Written task
Repeat every record exactly, but keep images out of the copy.

Exercise material
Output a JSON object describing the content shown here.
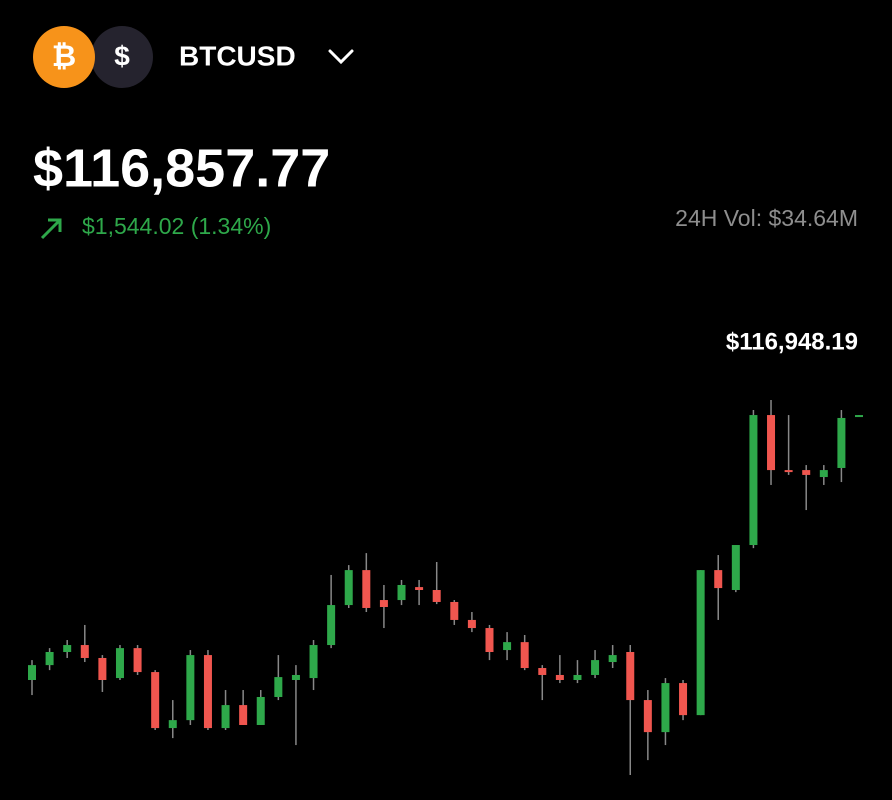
{
  "header": {
    "base_icon": "₿",
    "quote_icon": "$",
    "ticker": "BTCUSD"
  },
  "price": "$116,857.77",
  "change": "$1,544.02 (1.34%)",
  "volume": "24H Vol: $34.64M",
  "chart_data": {
    "type": "candlestick",
    "high_label": "$116,948.19",
    "up_color": "#2ea84a",
    "down_color": "#f0564f",
    "open": [
      115218,
      115310,
      115391,
      115434,
      115354,
      115230,
      115415,
      115267,
      114921,
      114970,
      115372,
      114921,
      115063,
      114940,
      115113,
      115218,
      115230,
      115434,
      115681,
      115897,
      115712,
      115712,
      115792,
      115774,
      115700,
      115589,
      115539,
      115403,
      115452,
      115292,
      115249,
      115218,
      115249,
      115329,
      115391,
      115094,
      114896,
      115199,
      115001,
      115897,
      115774,
      116052,
      116855,
      116515,
      116515,
      116472,
      116528,
      116843
    ],
    "high": [
      115341,
      115415,
      115465,
      115558,
      115372,
      115434,
      115434,
      115279,
      115094,
      115403,
      115403,
      115156,
      115156,
      115156,
      115372,
      115310,
      115465,
      115867,
      115928,
      116002,
      115805,
      115836,
      115836,
      115947,
      115712,
      115638,
      115558,
      115514,
      115496,
      115310,
      115372,
      115341,
      115403,
      115434,
      115434,
      115156,
      115230,
      115218,
      115897,
      115990,
      116052,
      116886,
      116948,
      116855,
      116546,
      116546,
      116886,
      116855
    ],
    "low": [
      115125,
      115279,
      115354,
      115329,
      115144,
      115218,
      115249,
      114909,
      114859,
      114940,
      114909,
      114909,
      114940,
      114940,
      115094,
      114816,
      115156,
      115415,
      115663,
      115638,
      115539,
      115681,
      115681,
      115687,
      115558,
      115514,
      115341,
      115341,
      115279,
      115094,
      115199,
      115199,
      115230,
      115292,
      114631,
      114723,
      114816,
      114970,
      115001,
      115589,
      115761,
      116033,
      116423,
      116485,
      116268,
      116423,
      116441,
      116843
    ],
    "close": [
      115310,
      115391,
      115434,
      115354,
      115218,
      115415,
      115267,
      114921,
      114970,
      115372,
      114921,
      115063,
      114940,
      115113,
      115236,
      115249,
      115434,
      115681,
      115897,
      115663,
      115669,
      115805,
      115774,
      115700,
      115589,
      115539,
      115391,
      115452,
      115292,
      115249,
      115218,
      115249,
      115341,
      115372,
      115094,
      114896,
      115199,
      115001,
      115897,
      115786,
      116052,
      116855,
      116515,
      116503,
      116485,
      116515,
      116837,
      116855
    ]
  }
}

Answer below
Output a JSON object describing the content shown here.
{
  "header": {
    "base_icon": "₿",
    "quote_icon": "$",
    "ticker": "BTCUSD"
  },
  "price": "$116,857.77",
  "change": "$1,544.02 (1.34%)",
  "volume": "24H Vol: $34.64M",
  "chart_data": {
    "type": "candlestick",
    "high_label": "$116,948.19",
    "up_color": "#2ea84a",
    "down_color": "#f0564f",
    "open": [
      115218,
      115310,
      115391,
      115434,
      115354,
      115230,
      115415,
      115267,
      114921,
      114970,
      115372,
      114921,
      115063,
      114940,
      115113,
      115218,
      115230,
      115434,
      115681,
      115897,
      115712,
      115712,
      115792,
      115774,
      115700,
      115589,
      115539,
      115403,
      115452,
      115292,
      115249,
      115218,
      115249,
      115329,
      115391,
      115094,
      114896,
      115199,
      115001,
      115897,
      115774,
      116052,
      116855,
      116515,
      116515,
      116472,
      116528,
      116843
    ],
    "high": [
      115341,
      115415,
      115465,
      115558,
      115372,
      115434,
      115434,
      115279,
      115094,
      115403,
      115403,
      115156,
      115156,
      115156,
      115372,
      115310,
      115465,
      115867,
      115928,
      116002,
      115805,
      115836,
      115836,
      115947,
      115712,
      115638,
      115558,
      115514,
      115496,
      115310,
      115372,
      115341,
      115403,
      115434,
      115434,
      115156,
      115230,
      115218,
      115897,
      115990,
      116052,
      116886,
      116948,
      116855,
      116546,
      116546,
      116886,
      116855
    ],
    "low": [
      115125,
      115279,
      115354,
      115329,
      115144,
      115218,
      115249,
      114909,
      114859,
      114940,
      114909,
      114909,
      114940,
      114940,
      115094,
      114816,
      115156,
      115415,
      115663,
      115638,
      115539,
      115681,
      115681,
      115687,
      115558,
      115514,
      115341,
      115341,
      115279,
      115094,
      115199,
      115199,
      115230,
      115292,
      114631,
      114723,
      114816,
      114970,
      115001,
      115589,
      115761,
      116033,
      116423,
      116485,
      116268,
      116423,
      116441,
      116843
    ],
    "close": [
      115310,
      115391,
      115434,
      115354,
      115218,
      115415,
      115267,
      114921,
      114970,
      115372,
      114921,
      115063,
      114940,
      115113,
      115236,
      115249,
      115434,
      115681,
      115897,
      115663,
      115669,
      115805,
      115774,
      115700,
      115589,
      115539,
      115391,
      115452,
      115292,
      115249,
      115218,
      115249,
      115341,
      115372,
      115094,
      114896,
      115199,
      115001,
      115897,
      115786,
      116052,
      116855,
      116515,
      116503,
      116485,
      116515,
      116837,
      116855
    ]
  }
}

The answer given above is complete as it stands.